• _TASK TO COMPLETE_: Copy out the listing that follows, exact in every word, and skip the images.

• _RECORDS FOR THE EXERCISE_:
◆ ◆ ◆ ◆ ◆ ◆ ◆
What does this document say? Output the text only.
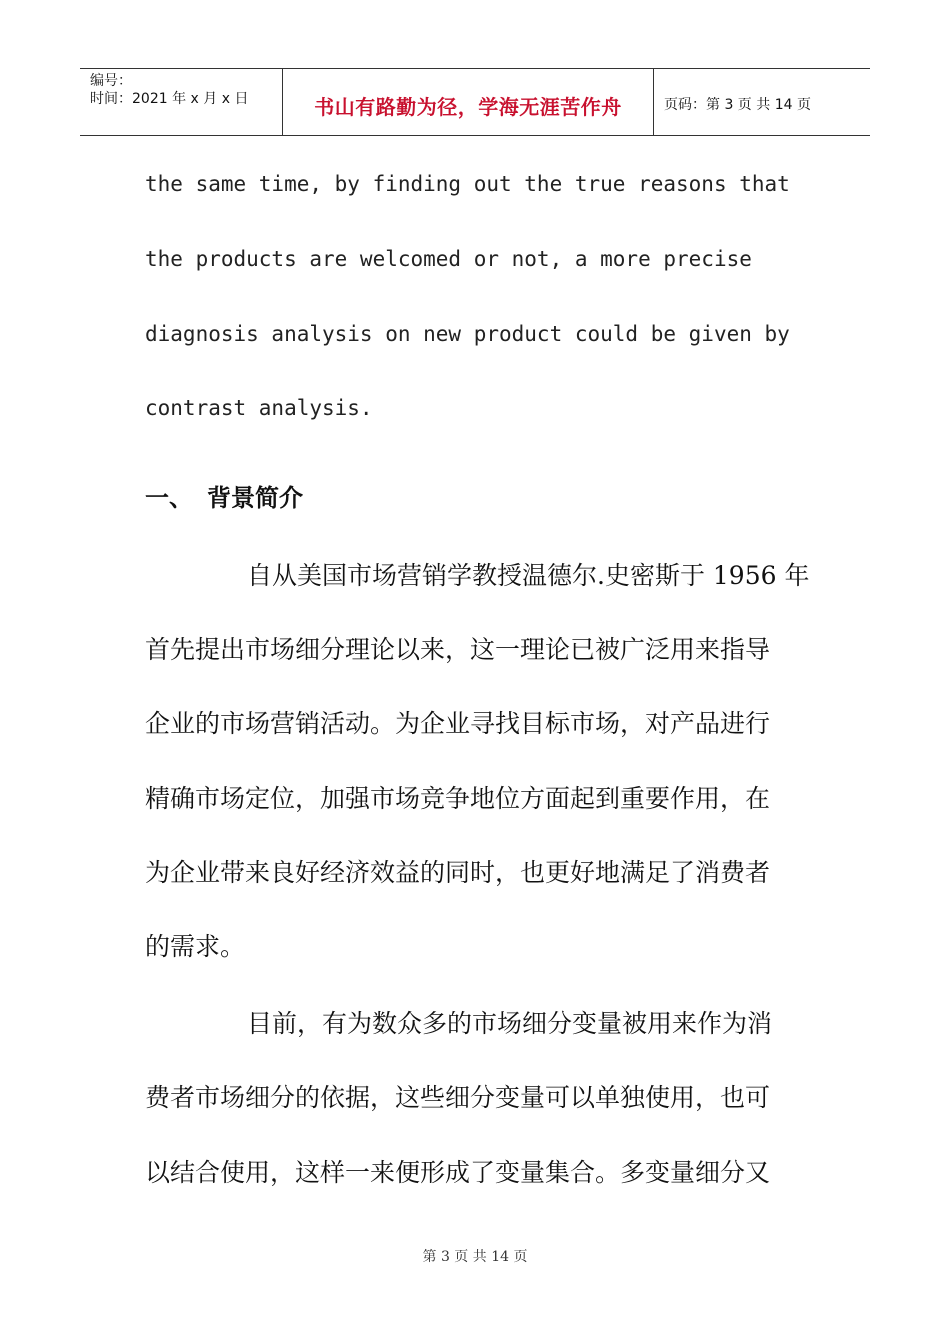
编号：
时间：2021 年 x 月 x 日	书山有路勤为径，学海无涯苦作舟	页码：第 3 页 共 14 页
the same time, by finding out the true reasons that
the products are welcomed or not, a more precise
diagnosis analysis on new product could be given by
contrast analysis.
一、 背景简介
自从美国市场营销学教授温德尔.史密斯于 1956 年
首先提出市场细分理论以来，这一理论已被广泛用来指导
企业的市场营销活动。为企业寻找目标市场，对产品进行
精确市场定位，加强市场竞争地位方面起到重要作用，在
为企业带来良好经济效益的同时，也更好地满足了消费者
的需求。
目前，有为数众多的市场细分变量被用来作为消
费者市场细分的依据，这些细分变量可以单独使用，也可
以结合使用，这样一来便形成了变量集合。多变量细分又
第 3 页 共 14 页
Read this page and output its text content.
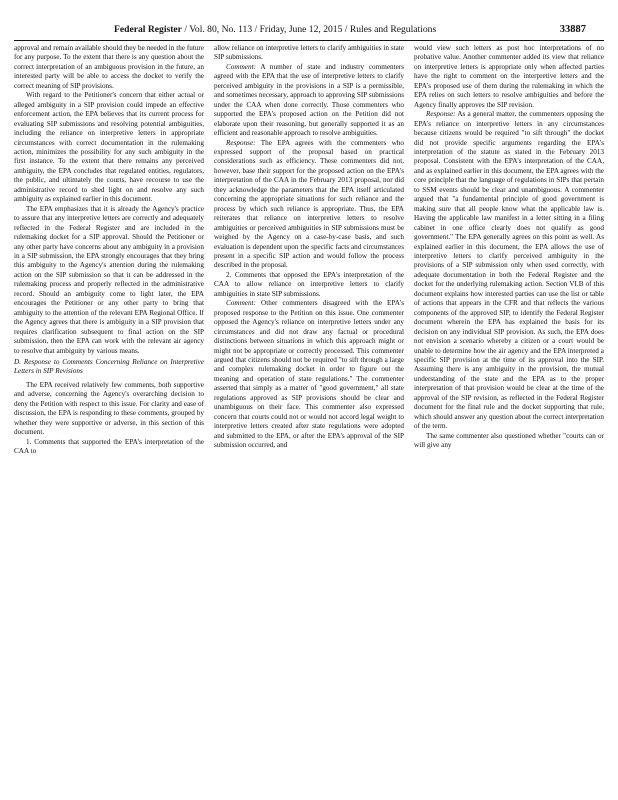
Federal Register / Vol. 80, No. 113 / Friday, June 12, 2015 / Rules and Regulations	33887

approval and remain available should they be needed in the future for any purpose. To the extent that there is any question about the correct interpretation of an ambiguous provision in the future, an interested party will be able to access the docket to verify the correct meaning of SIP provisions.

With regard to the Petitioner's concern that either actual or alleged ambiguity in a SIP provision could impede an effective enforcement action, the EPA believes that its current process for evaluating SIP submissions and resolving potential ambiguities, including the reliance on interpretive letters in appropriate circumstances with correct documentation in the rulemaking action, minimizes the possibility for any such ambiguity in the first instance. To the extent that there remains any perceived ambiguity, the EPA concludes that regulated entities, regulators, the public, and ultimately the courts, have recourse to use the administrative record to shed light on and resolve any such ambiguity as explained earlier in this document.

The EPA emphasizes that it is already the Agency's practice to assure that any interpretive letters are correctly and adequately reflected in the Federal Register and are included in the rulemaking docket for a SIP approval. Should the Petitioner or any other party have concerns about any ambiguity in a provision in a SIP submission, the EPA strongly encourages that they bring this ambiguity to the Agency's attention during the rulemaking action on the SIP submission so that it can be addressed in the rulemaking process and properly reflected in the administrative record. Should an ambiguity come to light later, the EPA encourages the Petitioner or any other party to bring that ambiguity to the attention of the relevant EPA Regional Office. If the Agency agrees that there is ambiguity in a SIP provision that requires clarification subsequent to final action on the SIP submission, then the EPA can work with the relevant air agency to resolve that ambiguity by various means.

D. Response to Comments Concerning Reliance on Interpretive Letters in SIP Revisions

The EPA received relatively few comments, both supportive and adverse, concerning the Agency's overarching decision to deny the Petition with respect to this issue. For clarity and ease of discussion, the EPA is responding to these comments, grouped by whether they were supportive or adverse, in this section of this document.

1. Comments that supported the EPA's interpretation of the CAA to

allow reliance on interpretive letters to clarify ambiguities in state SIP submissions.

Comment: A number of state and industry commenters agreed with the EPA that the use of interpretive letters to clarify perceived ambiguity in the provisions in a SIP is a permissible, and sometimes necessary, approach to approving SIP submissions under the CAA when done correctly. Those commenters who supported the EPA's proposed action on the Petition did not elaborate upon their reasoning, but generally supported it as an efficient and reasonable approach to resolve ambiguities.

Response: The EPA agrees with the commenters who expressed support of the proposal based on practical considerations such as efficiency. These commenters did not, however, base their support for the proposed action on the EPA's interpretation of the CAA in the February 2013 proposal, nor did they acknowledge the parameters that the EPA itself articulated concerning the appropriate situations for such reliance and the process by which such reliance is appropriate. Thus, the EPA reiterates that reliance on interpretive letters to resolve ambiguities or perceived ambiguities in SIP submissions must be weighed by the Agency on a case-by-case basis, and such evaluation is dependent upon the specific facts and circumstances present in a specific SIP action and would follow the process described in the proposal.

2. Comments that opposed the EPA's interpretation of the CAA to allow reliance on interpretive letters to clarify ambiguities in state SIP submissions.

Comment: Other commenters disagreed with the EPA's proposed response to the Petition on this issue. One commenter opposed the Agency's reliance on interpretive letters under any circumstances and did not draw any factual or procedural distinctions between situations in which this approach might or might not be appropriate or correctly processed. This commenter argued that citizens should not be required "to sift through a large and complex rulemaking docket in order to figure out the meaning and operation of state regulations." The commenter asserted that simply as a matter of "good government," all state regulations approved as SIP provisions should be clear and unambiguous on their face. This commenter also expressed concern that courts could not or would not accord legal weight to interpretive letters created after state regulations were adopted and submitted to the EPA, or after the EPA's approval of the SIP submission occurred, and

would view such letters as post hoc interpretations of no probative value. Another commenter added its view that reliance on interpretive letters is appropriate only when affected parties have the right to comment on the interpretive letters and the EPA's proposed use of them during the rulemaking in which the EPA relies on such letters to resolve ambiguities and before the Agency finally approves the SIP revision.

Response: As a general matter, the commenters opposing the EPA's reliance on interpretive letters in any circumstances because citizens would be required "to sift through" the docket did not provide specific arguments regarding the EPA's interpretation of the statute as stated in the February 2013 proposal. Consistent with the EPA's interpretation of the CAA, and as explained earlier in this document, the EPA agrees with the core principle that the language of regulations in SIPs that pertain to SSM events should be clear and unambiguous. A commenter argued that "a fundamental principle of good government is making sure that all people know what the applicable law is. Having the applicable law manifest in a letter sitting in a filing cabinet in one office clearly does not qualify as good government." The EPA generally agrees on this point as well. As explained earlier in this document, the EPA allows the use of interpretive letters to clarify perceived ambiguity in the provisions of a SIP submission only when used correctly, with adequate documentation in both the Federal Register and the docket for the underlying rulemaking action. Section VI.B of this document explains how interested parties can use the list or table of actions that appears in the CFR and that reflects the various components of the approved SIP, to identify the Federal Register document wherein the EPA has explained the basis for its decision on any individual SIP provision. As such, the EPA does not envision a scenario whereby a citizen or a court would be unable to determine how the air agency and the EPA interpreted a specific SIP provision at the time of its approval into the SIP. Assuming there is any ambiguity in the provision, the mutual understanding of the state and the EPA as to the proper interpretation of that provision would be clear at the time of the approval of the SIP revision, as reflected in the Federal Register document for the final rule and the docket supporting that rule, which should answer any question about the correct interpretation of the term.

The same commenter also questioned whether "courts can or will give any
◆ ◆ ◆ ◆ ◆ ◆ ◆
• _FINAL RESULT_:
What does this document say? Output the text only.
编号：
时间：2021 年 x 月 x 日	书山有路勤为径，学海无涯苦作舟	页码：第 3 页 共 14 页
the same time, by finding out the true reasons that
the products are welcomed or not, a more precise
diagnosis analysis on new product could be given by
contrast analysis.
一、 背景简介
自从美国市场营销学教授温德尔.史密斯于 1956 年
首先提出市场细分理论以来，这一理论已被广泛用来指导
企业的市场营销活动。为企业寻找目标市场，对产品进行
精确市场定位，加强市场竞争地位方面起到重要作用，在
为企业带来良好经济效益的同时，也更好地满足了消费者
的需求。
目前，有为数众多的市场细分变量被用来作为消
费者市场细分的依据，这些细分变量可以单独使用，也可
以结合使用，这样一来便形成了变量集合。多变量细分又
第 3 页 共 14 页
Read this page and output its text content.
Federal Register / Vol. 80, No. 113 / Friday, June 12, 2015 / Rules and Regulations	33887

approval and remain available should they be needed in the future for any purpose. To the extent that there is any question about the correct interpretation of an ambiguous provision in the future, an interested party will be able to access the docket to verify the correct meaning of SIP provisions.

With regard to the Petitioner's concern that either actual or alleged ambiguity in a SIP provision could impede an effective enforcement action, the EPA believes that its current process for evaluating SIP submissions and resolving potential ambiguities, including the reliance on interpretive letters in appropriate circumstances with correct documentation in the rulemaking action, minimizes the possibility for any such ambiguity in the first instance. To the extent that there remains any perceived ambiguity, the EPA concludes that regulated entities, regulators, the public, and ultimately the courts, have recourse to use the administrative record to shed light on and resolve any such ambiguity as explained earlier in this document.

The EPA emphasizes that it is already the Agency's practice to assure that any interpretive letters are correctly and adequately reflected in the Federal Register and are included in the rulemaking docket for a SIP approval. Should the Petitioner or any other party have concerns about any ambiguity in a provision in a SIP submission, the EPA strongly encourages that they bring this ambiguity to the Agency's attention during the rulemaking action on the SIP submission so that it can be addressed in the rulemaking process and properly reflected in the administrative record. Should an ambiguity come to light later, the EPA encourages the Petitioner or any other party to bring that ambiguity to the attention of the relevant EPA Regional Office. If the Agency agrees that there is ambiguity in a SIP provision that requires clarification subsequent to final action on the SIP submission, then the EPA can work with the relevant air agency to resolve that ambiguity by various means.

D. Response to Comments Concerning Reliance on Interpretive Letters in SIP Revisions

The EPA received relatively few comments, both supportive and adverse, concerning the Agency's overarching decision to deny the Petition with respect to this issue. For clarity and ease of discussion, the EPA is responding to these comments, grouped by whether they were supportive or adverse, in this section of this document.

1. Comments that supported the EPA's interpretation of the CAA to

allow reliance on interpretive letters to clarify ambiguities in state SIP submissions.

Comment: A number of state and industry commenters agreed with the EPA that the use of interpretive letters to clarify perceived ambiguity in the provisions in a SIP is a permissible, and sometimes necessary, approach to approving SIP submissions under the CAA when done correctly. Those commenters who supported the EPA's proposed action on the Petition did not elaborate upon their reasoning, but generally supported it as an efficient and reasonable approach to resolve ambiguities.

Response: The EPA agrees with the commenters who expressed support of the proposal based on practical considerations such as efficiency. These commenters did not, however, base their support for the proposed action on the EPA's interpretation of the CAA in the February 2013 proposal, nor did they acknowledge the parameters that the EPA itself articulated concerning the appropriate situations for such reliance and the process by which such reliance is appropriate. Thus, the EPA reiterates that reliance on interpretive letters to resolve ambiguities or perceived ambiguities in SIP submissions must be weighed by the Agency on a case-by-case basis, and such evaluation is dependent upon the specific facts and circumstances present in a specific SIP action and would follow the process described in the proposal.

2. Comments that opposed the EPA's interpretation of the CAA to allow reliance on interpretive letters to clarify ambiguities in state SIP submissions.

Comment: Other commenters disagreed with the EPA's proposed response to the Petition on this issue. One commenter opposed the Agency's reliance on interpretive letters under any circumstances and did not draw any factual or procedural distinctions between situations in which this approach might or might not be appropriate or correctly processed. This commenter argued that citizens should not be required "to sift through a large and complex rulemaking docket in order to figure out the meaning and operation of state regulations." The commenter asserted that simply as a matter of "good government," all state regulations approved as SIP provisions should be clear and unambiguous on their face. This commenter also expressed concern that courts could not or would not accord legal weight to interpretive letters created after state regulations were adopted and submitted to the EPA, or after the EPA's approval of the SIP submission occurred, and

would view such letters as post hoc interpretations of no probative value. Another commenter added its view that reliance on interpretive letters is appropriate only when affected parties have the right to comment on the interpretive letters and the EPA's proposed use of them during the rulemaking in which the EPA relies on such letters to resolve ambiguities and before the Agency finally approves the SIP revision.

Response: As a general matter, the commenters opposing the EPA's reliance on interpretive letters in any circumstances because citizens would be required "to sift through" the docket did not provide specific arguments regarding the EPA's interpretation of the statute as stated in the February 2013 proposal. Consistent with the EPA's interpretation of the CAA, and as explained earlier in this document, the EPA agrees with the core principle that the language of regulations in SIPs that pertain to SSM events should be clear and unambiguous. A commenter argued that "a fundamental principle of good government is making sure that all people know what the applicable law is. Having the applicable law manifest in a letter sitting in a filing cabinet in one office clearly does not qualify as good government." The EPA generally agrees on this point as well. As explained earlier in this document, the EPA allows the use of interpretive letters to clarify perceived ambiguity in the provisions of a SIP submission only when used correctly, with adequate documentation in both the Federal Register and the docket for the underlying rulemaking action. Section VI.B of this document explains how interested parties can use the list or table of actions that appears in the CFR and that reflects the various components of the approved SIP, to identify the Federal Register document wherein the EPA has explained the basis for its decision on any individual SIP provision. As such, the EPA does not envision a scenario whereby a citizen or a court would be unable to determine how the air agency and the EPA interpreted a specific SIP provision at the time of its approval into the SIP. Assuming there is any ambiguity in the provision, the mutual understanding of the state and the EPA as to the proper interpretation of that provision would be clear at the time of the approval of the SIP revision, as reflected in the Federal Register document for the final rule and the docket supporting that rule, which should answer any question about the correct interpretation of the term.

The same commenter also questioned whether "courts can or will give any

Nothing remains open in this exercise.